# [Exercise goal]
Return the listing below word for word.
** Start Given data **
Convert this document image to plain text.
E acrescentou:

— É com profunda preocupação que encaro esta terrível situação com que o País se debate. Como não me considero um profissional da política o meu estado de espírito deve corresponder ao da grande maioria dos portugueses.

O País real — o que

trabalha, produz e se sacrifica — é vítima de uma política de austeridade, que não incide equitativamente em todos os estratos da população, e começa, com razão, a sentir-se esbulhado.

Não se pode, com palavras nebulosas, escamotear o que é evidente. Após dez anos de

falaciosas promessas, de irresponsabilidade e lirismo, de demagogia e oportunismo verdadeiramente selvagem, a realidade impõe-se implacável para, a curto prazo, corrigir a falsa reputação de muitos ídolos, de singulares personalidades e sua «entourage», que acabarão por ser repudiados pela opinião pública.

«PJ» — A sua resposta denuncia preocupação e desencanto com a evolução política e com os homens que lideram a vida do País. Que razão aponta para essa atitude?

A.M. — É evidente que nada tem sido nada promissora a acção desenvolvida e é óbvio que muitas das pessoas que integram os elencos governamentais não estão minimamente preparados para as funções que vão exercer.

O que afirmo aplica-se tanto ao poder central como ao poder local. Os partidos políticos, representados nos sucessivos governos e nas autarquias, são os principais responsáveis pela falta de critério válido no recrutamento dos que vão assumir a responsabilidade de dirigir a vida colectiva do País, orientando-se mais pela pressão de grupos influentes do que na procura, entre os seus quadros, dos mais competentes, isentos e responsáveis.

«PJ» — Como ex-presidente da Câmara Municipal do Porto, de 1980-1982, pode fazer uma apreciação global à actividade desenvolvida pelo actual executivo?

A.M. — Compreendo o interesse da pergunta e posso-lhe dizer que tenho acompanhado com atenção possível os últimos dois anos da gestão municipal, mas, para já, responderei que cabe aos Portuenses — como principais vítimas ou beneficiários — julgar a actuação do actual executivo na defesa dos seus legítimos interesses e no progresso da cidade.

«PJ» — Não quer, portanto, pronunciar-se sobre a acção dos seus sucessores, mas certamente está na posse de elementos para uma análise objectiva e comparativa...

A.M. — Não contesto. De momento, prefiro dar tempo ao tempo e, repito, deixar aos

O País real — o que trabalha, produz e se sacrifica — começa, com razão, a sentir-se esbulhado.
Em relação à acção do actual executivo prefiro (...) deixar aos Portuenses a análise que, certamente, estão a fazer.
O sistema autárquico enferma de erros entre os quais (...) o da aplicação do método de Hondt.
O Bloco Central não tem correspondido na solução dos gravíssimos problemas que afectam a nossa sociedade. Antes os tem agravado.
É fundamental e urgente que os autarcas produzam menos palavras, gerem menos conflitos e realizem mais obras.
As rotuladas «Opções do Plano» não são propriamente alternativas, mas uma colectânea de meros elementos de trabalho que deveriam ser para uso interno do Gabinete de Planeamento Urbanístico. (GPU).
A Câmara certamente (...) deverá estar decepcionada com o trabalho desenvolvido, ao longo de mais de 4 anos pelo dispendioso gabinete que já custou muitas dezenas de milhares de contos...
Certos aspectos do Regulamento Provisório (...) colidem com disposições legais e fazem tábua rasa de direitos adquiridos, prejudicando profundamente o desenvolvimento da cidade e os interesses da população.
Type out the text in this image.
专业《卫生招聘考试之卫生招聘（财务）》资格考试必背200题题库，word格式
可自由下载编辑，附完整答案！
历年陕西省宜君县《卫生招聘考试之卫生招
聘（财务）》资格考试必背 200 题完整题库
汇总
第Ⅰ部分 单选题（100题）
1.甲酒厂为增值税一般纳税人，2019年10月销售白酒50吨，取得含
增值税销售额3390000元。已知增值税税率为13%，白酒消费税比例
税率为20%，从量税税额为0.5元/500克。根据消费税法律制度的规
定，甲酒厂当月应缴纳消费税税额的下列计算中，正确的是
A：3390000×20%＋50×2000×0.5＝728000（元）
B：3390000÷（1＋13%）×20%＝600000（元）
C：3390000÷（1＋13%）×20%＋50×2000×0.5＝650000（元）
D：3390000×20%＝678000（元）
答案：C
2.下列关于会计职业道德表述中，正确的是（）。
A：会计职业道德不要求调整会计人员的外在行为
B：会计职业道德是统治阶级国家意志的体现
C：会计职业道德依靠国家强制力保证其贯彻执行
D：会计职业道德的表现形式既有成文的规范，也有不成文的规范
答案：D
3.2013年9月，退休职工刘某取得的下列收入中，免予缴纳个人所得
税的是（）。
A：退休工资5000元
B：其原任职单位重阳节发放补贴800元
** End Given data **
# [Finished exercise]
Convert this document image to plain text.
E acrescentou:

— É com profunda preocupação que encaro esta terrível situação com que o País se debate. Como não me considero um profissional da política o meu estado de espírito deve corresponder ao da grande maioria dos portugueses.

O País real — o que

trabalha, produz e se sacrifica — é vítima de uma política de austeridade, que não incide equitativamente em todos os estratos da população, e começa, com razão, a sentir-se esbulhado.

Não se pode, com palavras nebulosas, escamotear o que é evidente. Após dez anos de

falaciosas promessas, de irresponsabilidade e lirismo, de demagogia e oportunismo verdadeiramente selvagem, a realidade impõe-se implacável para, a curto prazo, corrigir a falsa reputação de muitos ídolos, de singulares personalidades e sua «entourage», que acabarão por ser repudiados pela opinião pública.

«PJ» — A sua resposta denuncia preocupação e desencanto com a evolução política e com os homens que lideram a vida do País. Que razão aponta para essa atitude?

A.M. — É evidente que nada tem sido nada promissora a acção desenvolvida e é óbvio que muitas das pessoas que integram os elencos governamentais não estão minimamente preparados para as funções que vão exercer.

O que afirmo aplica-se tanto ao poder central como ao poder local. Os partidos políticos, representados nos sucessivos governos e nas autarquias, são os principais responsáveis pela falta de critério válido no recrutamento dos que vão assumir a responsabilidade de dirigir a vida colectiva do País, orientando-se mais pela pressão de grupos influentes do que na procura, entre os seus quadros, dos mais competentes, isentos e responsáveis.

«PJ» — Como ex-presidente da Câmara Municipal do Porto, de 1980-1982, pode fazer uma apreciação global à actividade desenvolvida pelo actual executivo?

A.M. — Compreendo o interesse da pergunta e posso-lhe dizer que tenho acompanhado com atenção possível os últimos dois anos da gestão municipal, mas, para já, responderei que cabe aos Portuenses — como principais vítimas ou beneficiários — julgar a actuação do actual executivo na defesa dos seus legítimos interesses e no progresso da cidade.

«PJ» — Não quer, portanto, pronunciar-se sobre a acção dos seus sucessores, mas certamente está na posse de elementos para uma análise objectiva e comparativa...

A.M. — Não contesto. De momento, prefiro dar tempo ao tempo e, repito, deixar aos

O País real — o que trabalha, produz e se sacrifica — começa, com razão, a sentir-se esbulhado.
Em relação à acção do actual executivo prefiro (...) deixar aos Portuenses a análise que, certamente, estão a fazer.
O sistema autárquico enferma de erros entre os quais (...) o da aplicação do método de Hondt.
O Bloco Central não tem correspondido na solução dos gravíssimos problemas que afectam a nossa sociedade. Antes os tem agravado.
É fundamental e urgente que os autarcas produzam menos palavras, gerem menos conflitos e realizem mais obras.
As rotuladas «Opções do Plano» não são propriamente alternativas, mas uma colectânea de meros elementos de trabalho que deveriam ser para uso interno do Gabinete de Planeamento Urbanístico. (GPU).
A Câmara certamente (...) deverá estar decepcionada com o trabalho desenvolvido, ao longo de mais de 4 anos pelo dispendioso gabinete que já custou muitas dezenas de milhares de contos...
Certos aspectos do Regulamento Provisório (...) colidem com disposições legais e fazem tábua rasa de direitos adquiridos, prejudicando profundamente o desenvolvimento da cidade e os interesses da população.
Type out the text in this image.
专业《卫生招聘考试之卫生招聘（财务）》资格考试必背200题题库，word格式
可自由下载编辑，附完整答案！
历年陕西省宜君县《卫生招聘考试之卫生招
聘（财务）》资格考试必背 200 题完整题库
汇总
第Ⅰ部分 单选题（100题）
1.甲酒厂为增值税一般纳税人，2019年10月销售白酒50吨，取得含
增值税销售额3390000元。已知增值税税率为13%，白酒消费税比例
税率为20%，从量税税额为0.5元/500克。根据消费税法律制度的规
定，甲酒厂当月应缴纳消费税税额的下列计算中，正确的是
A：3390000×20%＋50×2000×0.5＝728000（元）
B：3390000÷（1＋13%）×20%＝600000（元）
C：3390000÷（1＋13%）×20%＋50×2000×0.5＝650000（元）
D：3390000×20%＝678000（元）
答案：C
2.下列关于会计职业道德表述中，正确的是（）。
A：会计职业道德不要求调整会计人员的外在行为
B：会计职业道德是统治阶级国家意志的体现
C：会计职业道德依靠国家强制力保证其贯彻执行
D：会计职业道德的表现形式既有成文的规范，也有不成文的规范
答案：D
3.2013年9月，退休职工刘某取得的下列收入中，免予缴纳个人所得
税的是（）。
A：退休工资5000元
B：其原任职单位重阳节发放补贴800元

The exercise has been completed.